Count lines holding the string "color" in the data that follows. Reply with one number only.

━━━ MATERIAL PROVIDED

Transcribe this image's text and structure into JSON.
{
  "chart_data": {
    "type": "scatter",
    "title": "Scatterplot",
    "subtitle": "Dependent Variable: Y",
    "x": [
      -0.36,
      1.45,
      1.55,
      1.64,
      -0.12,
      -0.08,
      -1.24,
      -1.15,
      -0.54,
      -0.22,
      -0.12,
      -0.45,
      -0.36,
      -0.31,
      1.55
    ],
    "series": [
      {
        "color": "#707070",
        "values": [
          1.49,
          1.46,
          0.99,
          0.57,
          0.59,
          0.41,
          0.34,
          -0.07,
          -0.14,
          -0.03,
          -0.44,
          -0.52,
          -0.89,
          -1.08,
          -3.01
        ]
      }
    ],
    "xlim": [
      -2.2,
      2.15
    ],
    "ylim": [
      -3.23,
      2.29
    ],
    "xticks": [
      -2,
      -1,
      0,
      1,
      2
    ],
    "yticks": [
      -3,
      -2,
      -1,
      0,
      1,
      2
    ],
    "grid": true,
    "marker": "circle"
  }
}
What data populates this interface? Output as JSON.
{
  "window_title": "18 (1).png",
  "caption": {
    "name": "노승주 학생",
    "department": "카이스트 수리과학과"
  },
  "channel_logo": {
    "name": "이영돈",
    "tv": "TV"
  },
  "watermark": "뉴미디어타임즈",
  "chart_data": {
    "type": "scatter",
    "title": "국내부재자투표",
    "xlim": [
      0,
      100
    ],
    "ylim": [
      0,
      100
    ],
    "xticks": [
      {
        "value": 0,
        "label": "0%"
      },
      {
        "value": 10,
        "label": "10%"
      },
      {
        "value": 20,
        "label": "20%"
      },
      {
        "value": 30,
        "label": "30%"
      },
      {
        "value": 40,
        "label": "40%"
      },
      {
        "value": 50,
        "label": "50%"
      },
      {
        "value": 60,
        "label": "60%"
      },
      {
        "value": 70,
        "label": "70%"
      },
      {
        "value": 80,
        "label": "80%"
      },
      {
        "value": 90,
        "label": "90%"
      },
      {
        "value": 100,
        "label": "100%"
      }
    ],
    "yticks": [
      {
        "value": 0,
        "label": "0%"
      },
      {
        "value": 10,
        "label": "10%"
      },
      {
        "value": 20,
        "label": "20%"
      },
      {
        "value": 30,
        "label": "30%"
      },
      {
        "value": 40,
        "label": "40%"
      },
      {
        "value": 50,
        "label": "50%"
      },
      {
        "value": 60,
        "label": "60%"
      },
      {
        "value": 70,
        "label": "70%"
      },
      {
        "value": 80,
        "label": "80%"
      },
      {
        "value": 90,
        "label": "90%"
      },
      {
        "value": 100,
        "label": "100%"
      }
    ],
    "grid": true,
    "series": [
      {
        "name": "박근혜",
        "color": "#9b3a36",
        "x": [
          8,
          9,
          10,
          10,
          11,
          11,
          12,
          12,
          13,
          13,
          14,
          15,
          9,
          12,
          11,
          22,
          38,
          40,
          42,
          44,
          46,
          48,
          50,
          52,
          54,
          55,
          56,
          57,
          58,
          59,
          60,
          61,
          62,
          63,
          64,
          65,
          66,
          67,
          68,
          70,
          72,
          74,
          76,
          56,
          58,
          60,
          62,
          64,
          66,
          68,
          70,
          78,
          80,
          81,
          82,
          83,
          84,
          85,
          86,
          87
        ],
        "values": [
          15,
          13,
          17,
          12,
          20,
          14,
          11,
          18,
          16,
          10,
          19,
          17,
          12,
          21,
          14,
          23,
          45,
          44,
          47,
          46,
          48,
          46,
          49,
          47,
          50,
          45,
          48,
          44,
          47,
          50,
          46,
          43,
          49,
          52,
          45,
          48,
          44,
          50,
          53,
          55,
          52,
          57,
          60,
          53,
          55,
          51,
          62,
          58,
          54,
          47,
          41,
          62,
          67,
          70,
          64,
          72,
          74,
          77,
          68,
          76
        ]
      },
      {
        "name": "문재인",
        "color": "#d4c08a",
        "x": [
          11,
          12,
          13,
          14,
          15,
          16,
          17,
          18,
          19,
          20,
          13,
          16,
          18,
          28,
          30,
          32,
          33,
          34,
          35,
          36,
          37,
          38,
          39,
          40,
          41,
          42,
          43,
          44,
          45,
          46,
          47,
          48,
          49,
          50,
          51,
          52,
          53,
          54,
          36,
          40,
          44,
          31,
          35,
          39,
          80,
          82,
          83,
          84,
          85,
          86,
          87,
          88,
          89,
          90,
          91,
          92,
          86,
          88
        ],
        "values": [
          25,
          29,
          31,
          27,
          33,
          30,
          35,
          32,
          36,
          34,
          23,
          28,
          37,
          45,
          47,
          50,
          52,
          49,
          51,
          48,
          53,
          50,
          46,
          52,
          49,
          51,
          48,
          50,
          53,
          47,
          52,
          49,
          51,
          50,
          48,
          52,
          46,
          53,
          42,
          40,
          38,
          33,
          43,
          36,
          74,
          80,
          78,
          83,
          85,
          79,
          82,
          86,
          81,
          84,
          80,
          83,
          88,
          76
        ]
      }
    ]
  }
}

━━━━━━

EXERCISE RESPONSE:
3